• [Task statement]: For the passage below about two Reigate churches, say whether each statement agrees with it, answering yes or no and quoting the deciding words: 1. The mill at Reigate was sold in 1868. 2. Reigate Mill church holds services every Sunday of the year. 3. The first service at Reigate Heath church took place in 1907.

• [Excerpt to read]:
════════════════
After visiting St Michael’s, a short walk found me at what is possibly one of the most unusual churches I have ever been to – Reigate Mill church, and you can see why it is so named! A mill is shown on the site as early as 1753 in Emanuel and John Owen’s map of Surrey. By the early 19th century the mill had passed into the ownership of Michael Bowyer and remained in the family until it was sold in 1868 and it stopped milling two years later, and fell into some disrepair. In 1880 the brick roundhouse at the base of the mill was converted into a chapel of ease – a church building other than the parish church, built within the bounds of a parish for the attendance of those who cannot reach the parish church easily! It opened for services on the 14th Sept 1880 and continues to do so on the second Sunday of the month May-September. The next church could not be more different, and is to be found on the outskirts of Reigate – Reigate Heath church. This small church is an example of a timber frame and corrugated iron building that was mass-produced from the middle of the 19th century and was mainly exported to the colonies in a ‘flat-pack’ style for quick assembly. However, this one found its way to Surrey and the first service was held on 28 July 1907, and morning services have been held every Sunday since then.
════════════════
• [Supplied data]:
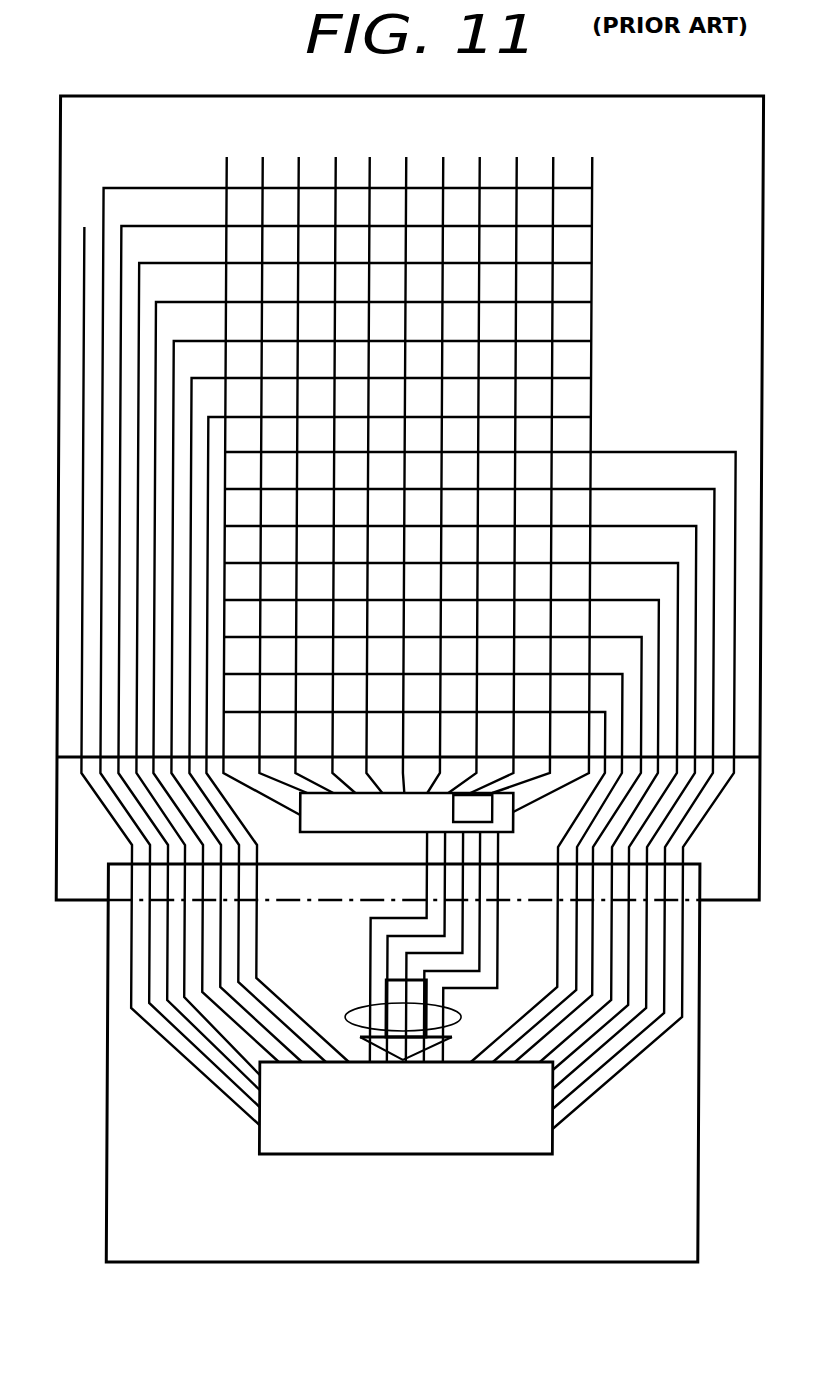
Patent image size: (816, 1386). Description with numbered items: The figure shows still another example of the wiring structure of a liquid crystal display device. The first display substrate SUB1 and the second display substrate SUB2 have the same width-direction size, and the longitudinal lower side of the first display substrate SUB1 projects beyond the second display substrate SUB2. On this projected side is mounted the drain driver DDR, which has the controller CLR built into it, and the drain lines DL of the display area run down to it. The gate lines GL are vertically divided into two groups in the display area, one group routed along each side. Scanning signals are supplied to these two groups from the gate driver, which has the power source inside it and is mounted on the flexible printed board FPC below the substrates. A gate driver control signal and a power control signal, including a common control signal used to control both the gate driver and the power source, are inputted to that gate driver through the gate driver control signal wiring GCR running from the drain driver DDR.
════════════════
• [Answer in full]:
1. Yes: "it was sold in 1868"
2. No: "on the second Sunday of the month May-September"
3. Yes: "the first service was held on 28 July 1907"